### Set problem
Please write out, as a numbered list, the lines of the listing from the one containing "layer-value-label: 50 14 — [80, 87, 122, 106]" down to the one containing "corner-label-a: A — [6, 37, 17, 54]", both included and blank lines left out.

### Material provided
....................
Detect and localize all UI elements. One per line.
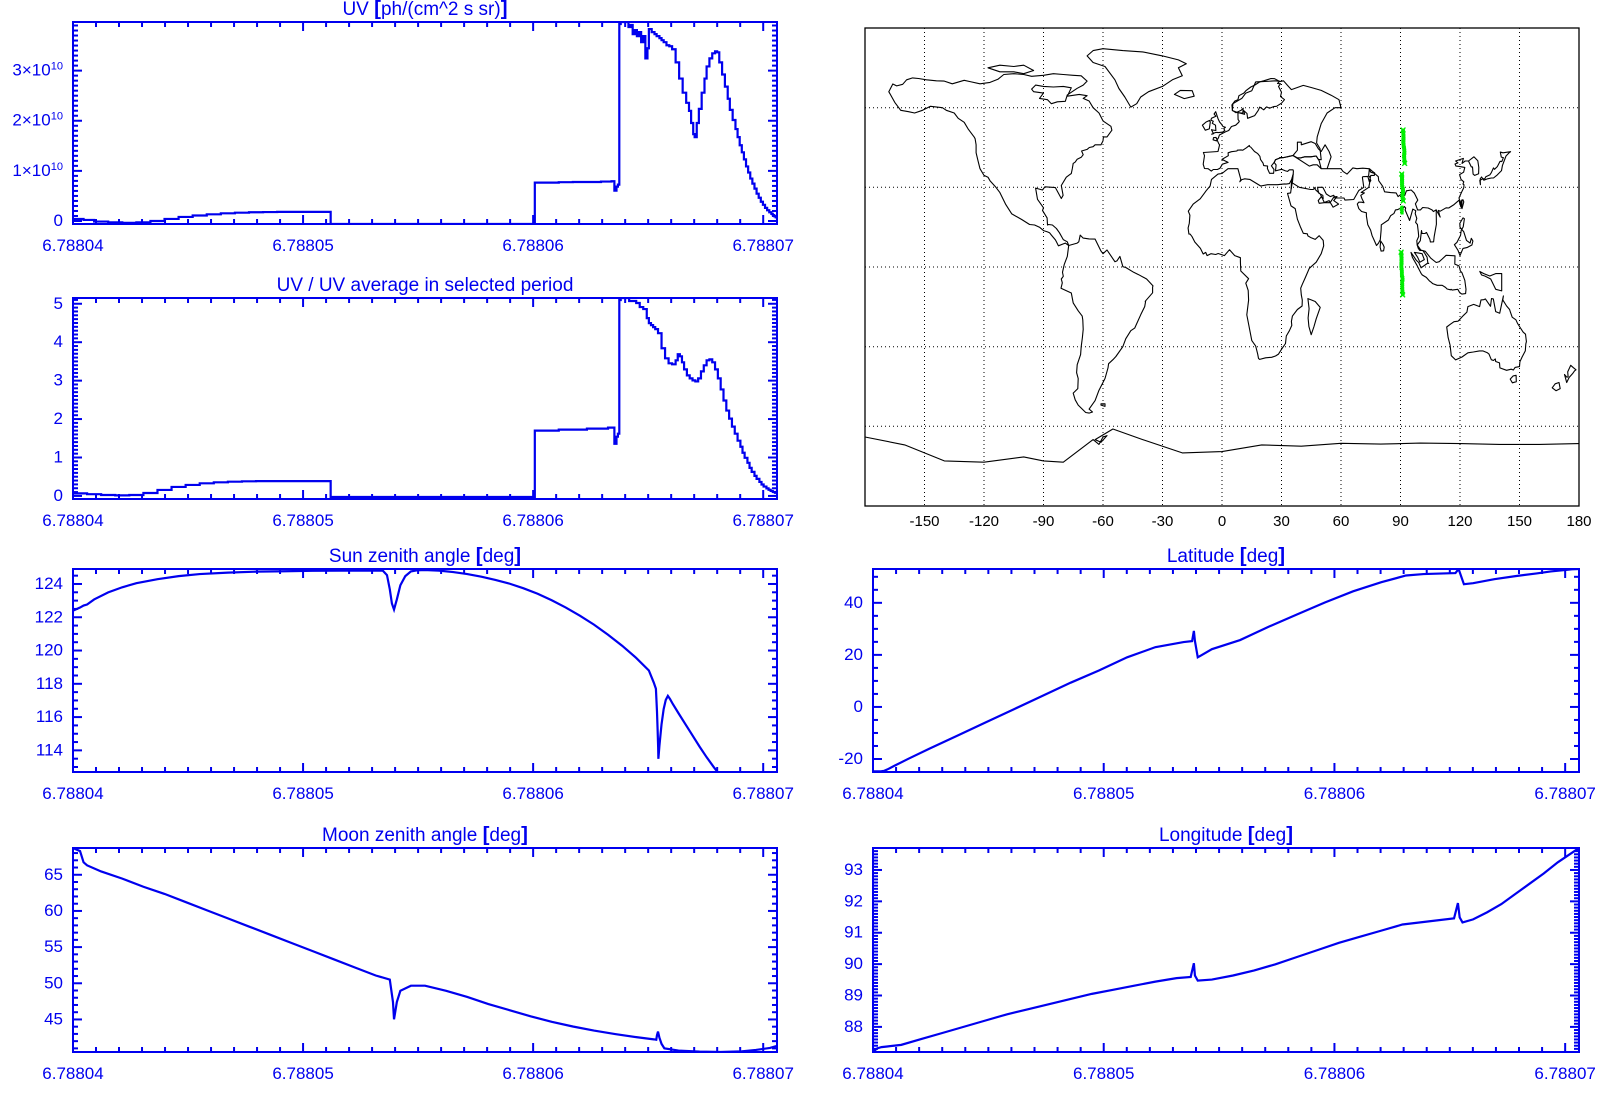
svg-text:30: 30 — [1273, 513, 1290, 530]
svg-text:150: 150 — [1507, 513, 1532, 530]
svg-text:-120: -120 — [969, 513, 999, 530]
svg-text:60: 60 — [1333, 513, 1350, 530]
svg-text:0: 0 — [1218, 513, 1226, 530]
svg-text:-30: -30 — [1152, 513, 1174, 530]
svg-text:-90: -90 — [1033, 513, 1055, 530]
svg-text:90: 90 — [1392, 513, 1409, 530]
svg-text:-150: -150 — [909, 513, 939, 530]
svg-text:-60: -60 — [1092, 513, 1114, 530]
svg-text:120: 120 — [1447, 513, 1472, 530]
svg-text:180: 180 — [1566, 513, 1591, 530]
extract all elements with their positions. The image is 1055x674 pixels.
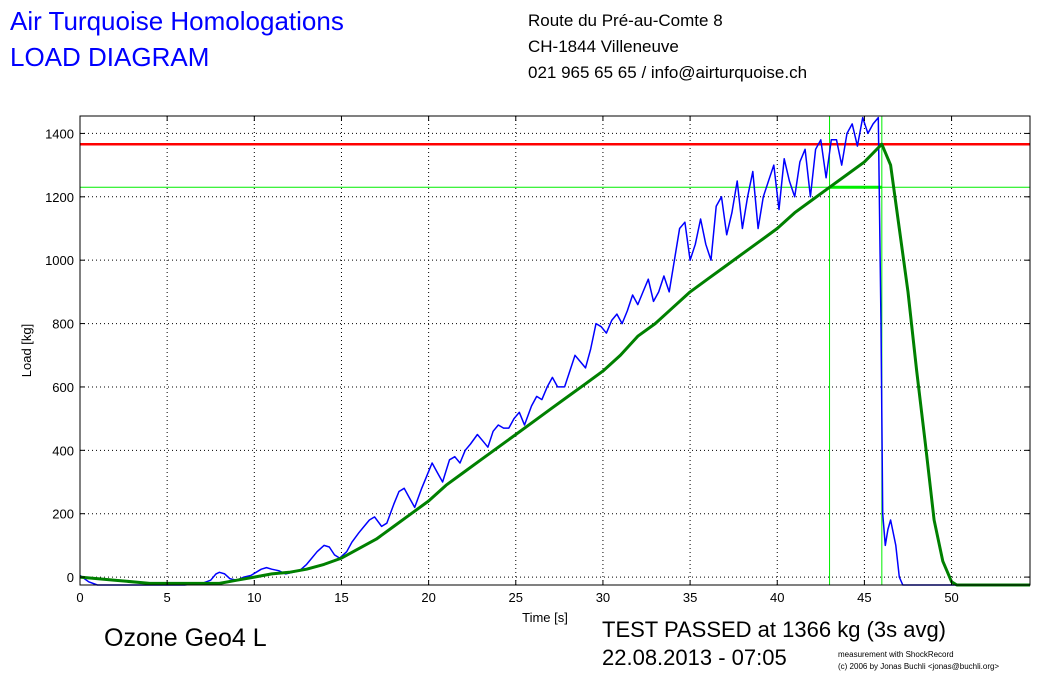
axis-layer: 0 5 10 15 20 25 30 35 40 45 50 0 200 400 600 800 1000 120… xyxy=(19,115,1031,625)
y-tick-label: 600 xyxy=(52,380,74,395)
contact-info: 021 965 65 65 / info@airturquoise.ch xyxy=(528,63,808,82)
x-tick-label: 10 xyxy=(247,590,261,605)
y-tick-label: 1000 xyxy=(45,253,74,268)
y-tick-label: 1400 xyxy=(45,126,74,141)
credit-line1: measurement with ShockRecord xyxy=(838,650,954,659)
credit-line2: (c) 2006 by Jonas Buchli <jonas@buchli.o… xyxy=(838,662,1000,671)
y-tick-label: 200 xyxy=(52,507,74,522)
x-tick-label: 20 xyxy=(421,590,435,605)
y-tick-label: 800 xyxy=(52,317,74,332)
plot-frame xyxy=(79,115,1031,586)
x-tick-label: 30 xyxy=(596,590,610,605)
x-tick-label: 45 xyxy=(857,590,871,605)
average-load-series xyxy=(79,142,1030,587)
test-datetime: 22.08.2013 - 07:05 xyxy=(602,645,787,670)
x-tick-label: 25 xyxy=(509,590,523,605)
x-tick-label: 40 xyxy=(770,590,784,605)
address-line2: CH-1844 Villeneuve xyxy=(528,37,679,56)
company-title: Air Turquoise Homologations xyxy=(10,6,344,36)
test-result: TEST PASSED at 1366 kg (3s avg) xyxy=(602,617,947,642)
glider-model: Ozone Geo4 L xyxy=(104,624,267,652)
document-title: LOAD DIAGRAM xyxy=(10,42,210,72)
series-layer xyxy=(79,116,1030,587)
x-tick-label: 0 xyxy=(76,590,83,605)
y-axis-label: Load [kg] xyxy=(19,324,34,378)
y-tick-label: 400 xyxy=(52,443,74,458)
y-tick-label: 1200 xyxy=(45,190,74,205)
grid-layer xyxy=(80,116,1030,585)
x-axis-label: Time [s] xyxy=(522,610,568,625)
x-tick-label: 5 xyxy=(164,590,171,605)
plot-background xyxy=(80,116,1030,585)
x-tick-label: 50 xyxy=(944,590,958,605)
x-tick-label: 15 xyxy=(334,590,348,605)
y-tick-label: 0 xyxy=(67,570,74,585)
address-line1: Route du Pré-au-Comte 8 xyxy=(528,11,723,30)
x-tick-label: 35 xyxy=(683,590,697,605)
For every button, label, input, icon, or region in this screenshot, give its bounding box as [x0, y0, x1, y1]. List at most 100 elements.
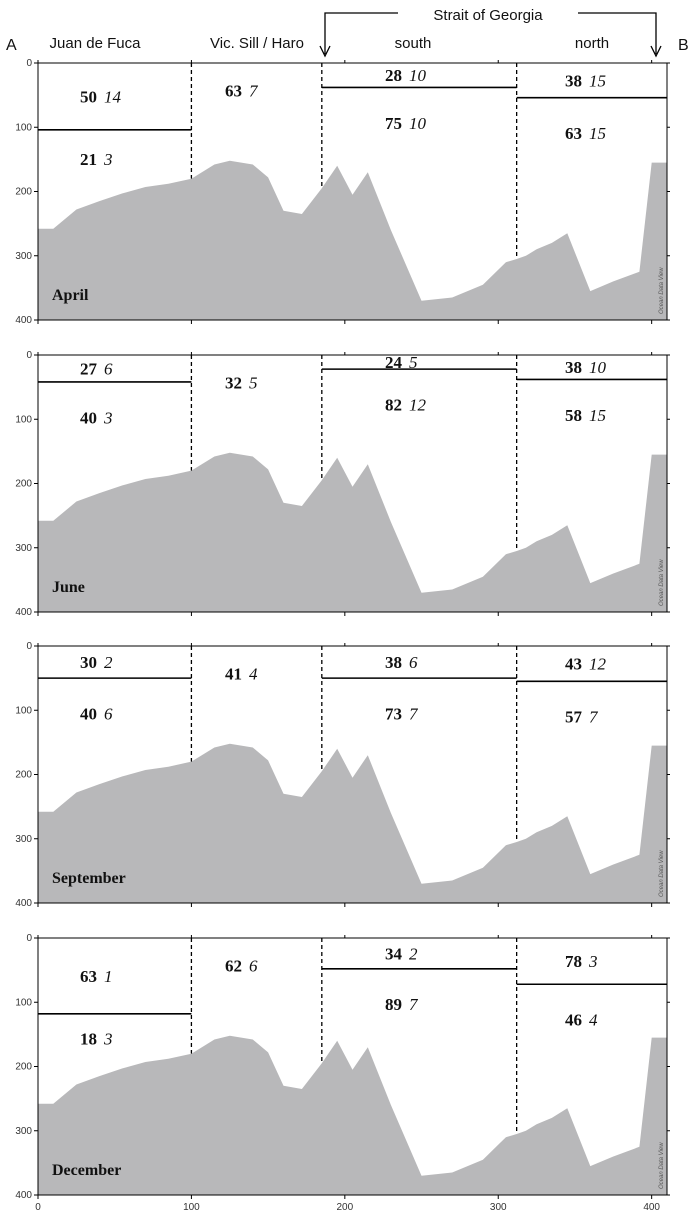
layer-value-label: 50 14 — [80, 87, 122, 106]
layer-value-label: 82 12 — [385, 396, 427, 415]
month-label: June — [52, 579, 85, 596]
sd-value: 3 — [103, 150, 113, 169]
mean-value: 18 — [80, 1030, 97, 1049]
mean-value: 63 — [565, 124, 582, 143]
layer-value-label: 62 6 — [225, 957, 258, 976]
y-tick-label: 0 — [26, 641, 32, 652]
sd-value: 10 — [409, 114, 427, 133]
sd-value: 4 — [249, 665, 258, 684]
corner-label-a: A — [6, 37, 17, 54]
sd-value: 7 — [589, 708, 599, 727]
mean-value: 57 — [565, 708, 583, 727]
x-tick-label: 400 — [643, 1202, 660, 1210]
mean-value: 46 — [565, 1011, 582, 1030]
y-tick-label: 100 — [15, 997, 32, 1008]
sd-value: 4 — [589, 1011, 598, 1030]
layer-value-label: 63 1 — [80, 967, 113, 986]
layer-value-label: 78 3 — [565, 952, 598, 971]
layer-value-label: 73 7 — [385, 705, 419, 724]
month-label: September — [52, 870, 126, 887]
figure-header: A B Juan de Fuca Vic. Sill / Haro south … — [6, 7, 689, 58]
layer-value-label: 75 10 — [385, 114, 427, 133]
mean-value: 30 — [80, 653, 97, 672]
y-tick-label: 300 — [15, 251, 32, 262]
layer-value-label: 57 7 — [565, 708, 599, 727]
layer-value-label: 18 3 — [80, 1030, 113, 1049]
sd-value: 7 — [249, 82, 259, 101]
layer-value-label: 24 5 — [385, 353, 418, 372]
y-tick-label: 200 — [15, 479, 32, 490]
layer-value-label: 40 3 — [80, 408, 113, 427]
month-label: December — [52, 1162, 121, 1179]
sd-value: 15 — [589, 124, 606, 143]
layer-value-label: 32 5 — [225, 374, 258, 393]
layer-value-label: 38 6 — [385, 653, 418, 672]
y-tick-label: 0 — [26, 58, 32, 69]
bracket-right-line — [578, 12, 657, 54]
sd-value: 6 — [249, 957, 258, 976]
sd-value: 15 — [589, 71, 606, 90]
mean-value: 27 — [80, 360, 98, 379]
sd-value: 7 — [409, 705, 419, 724]
month-label: April — [52, 287, 89, 304]
sd-value: 7 — [409, 995, 419, 1014]
panel-september: 0 100 200 300 400 30 2 40 6 41 4 38 6 73 7 43 12 57 7 Septe… — [15, 641, 670, 909]
sd-value: 12 — [589, 655, 607, 674]
layer-value-label: 46 4 — [565, 1011, 598, 1030]
mean-value: 73 — [385, 705, 402, 724]
mean-value: 50 — [80, 87, 97, 106]
layer-value-label: 89 7 — [385, 995, 419, 1014]
y-tick-label: 400 — [15, 315, 32, 326]
mean-value: 38 — [385, 653, 402, 672]
mean-value: 82 — [385, 396, 402, 415]
bathymetry-area — [38, 160, 667, 320]
mean-value: 43 — [565, 655, 582, 674]
layer-value-label: 40 6 — [80, 705, 113, 724]
sd-value: 3 — [588, 952, 598, 971]
layer-value-label: 43 12 — [565, 655, 607, 674]
region-label-north: north — [575, 35, 609, 52]
sd-value: 3 — [103, 408, 113, 427]
mean-value: 24 — [385, 353, 403, 372]
sd-value: 14 — [104, 87, 122, 106]
sd-value: 12 — [409, 396, 427, 415]
layer-value-label: 63 15 — [565, 124, 606, 143]
panel-april: 0 100 200 300 400 50 14 21 3 63 7 28 10 75 10 38 15 63 15 A… — [15, 58, 670, 326]
strait-of-georgia-label: Strait of Georgia — [433, 7, 543, 24]
sd-value: 5 — [409, 353, 418, 372]
y-tick-label: 100 — [15, 705, 32, 716]
x-tick-label: 200 — [336, 1202, 353, 1210]
mean-value: 62 — [225, 957, 242, 976]
layer-value-label: 30 2 — [80, 653, 113, 672]
mean-value: 21 — [80, 150, 97, 169]
corner-label-b: B — [678, 37, 689, 54]
ocean-data-view-watermark: Ocean Data View — [659, 1142, 665, 1189]
strait-of-georgia-bracket — [319, 12, 662, 58]
mean-value: 89 — [385, 995, 402, 1014]
layer-value-label: 63 7 — [225, 82, 259, 101]
sd-value: 6 — [104, 705, 113, 724]
mean-value: 75 — [385, 114, 402, 133]
mean-value: 40 — [80, 408, 97, 427]
y-tick-label: 400 — [15, 898, 32, 909]
layer-value-label: 28 10 — [385, 66, 427, 85]
bathymetry-area — [38, 1035, 667, 1195]
sd-value: 1 — [104, 967, 113, 986]
ocean-data-view-watermark: Ocean Data View — [659, 850, 665, 897]
y-tick-label: 200 — [15, 187, 32, 198]
mean-value: 58 — [565, 406, 582, 425]
y-tick-label: 100 — [15, 122, 32, 133]
mean-value: 40 — [80, 705, 97, 724]
sd-value: 10 — [409, 66, 427, 85]
sd-value: 5 — [249, 374, 258, 393]
region-label-south: south — [395, 35, 432, 52]
y-tick-label: 0 — [26, 350, 32, 361]
bracket-right-arrowhead — [650, 45, 662, 58]
x-tick-label: 0 — [35, 1202, 41, 1210]
ocean-data-view-watermark: Ocean Data View — [659, 267, 665, 314]
mean-value: 38 — [565, 71, 582, 90]
bracket-left-line — [324, 12, 398, 54]
x-tick-label: 300 — [490, 1202, 507, 1210]
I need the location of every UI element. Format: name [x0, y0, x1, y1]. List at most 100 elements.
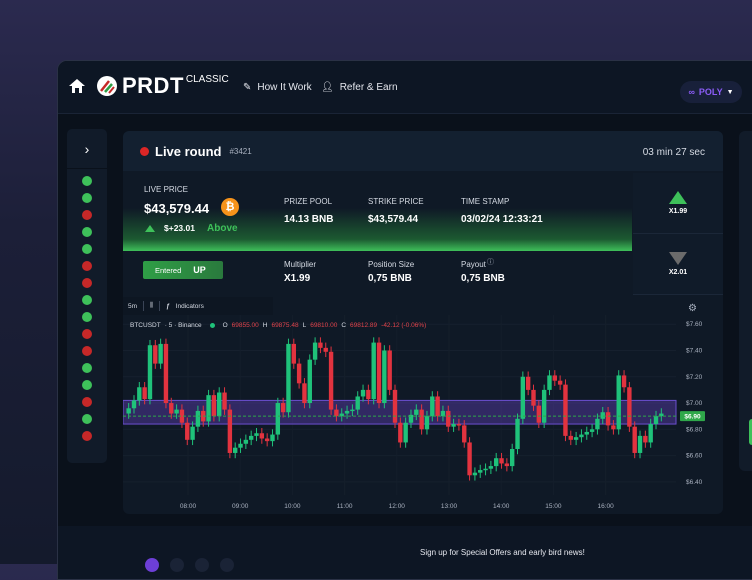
....................
### Right answer
1. layer-value-label: 50 14 — [80, 87, 122, 106]
2. layer-value-label: 82 12 — [385, 396, 427, 415]
3. month-label: June — [52, 579, 85, 596]
4. sd-value: 3 — [103, 150, 113, 169]
5. mean-value: 18 — [80, 1030, 97, 1049]
6. mean-value: 63 — [565, 124, 582, 143]
7. layer-value-label: 62 6 — [225, 957, 258, 976]
8. y-tick-label: 0 — [26, 641, 32, 652]
9. sd-value: 10 — [409, 114, 427, 133]
10. sd-value: 4 — [249, 665, 258, 684]
11. corner-label-a: A — [6, 37, 17, 54]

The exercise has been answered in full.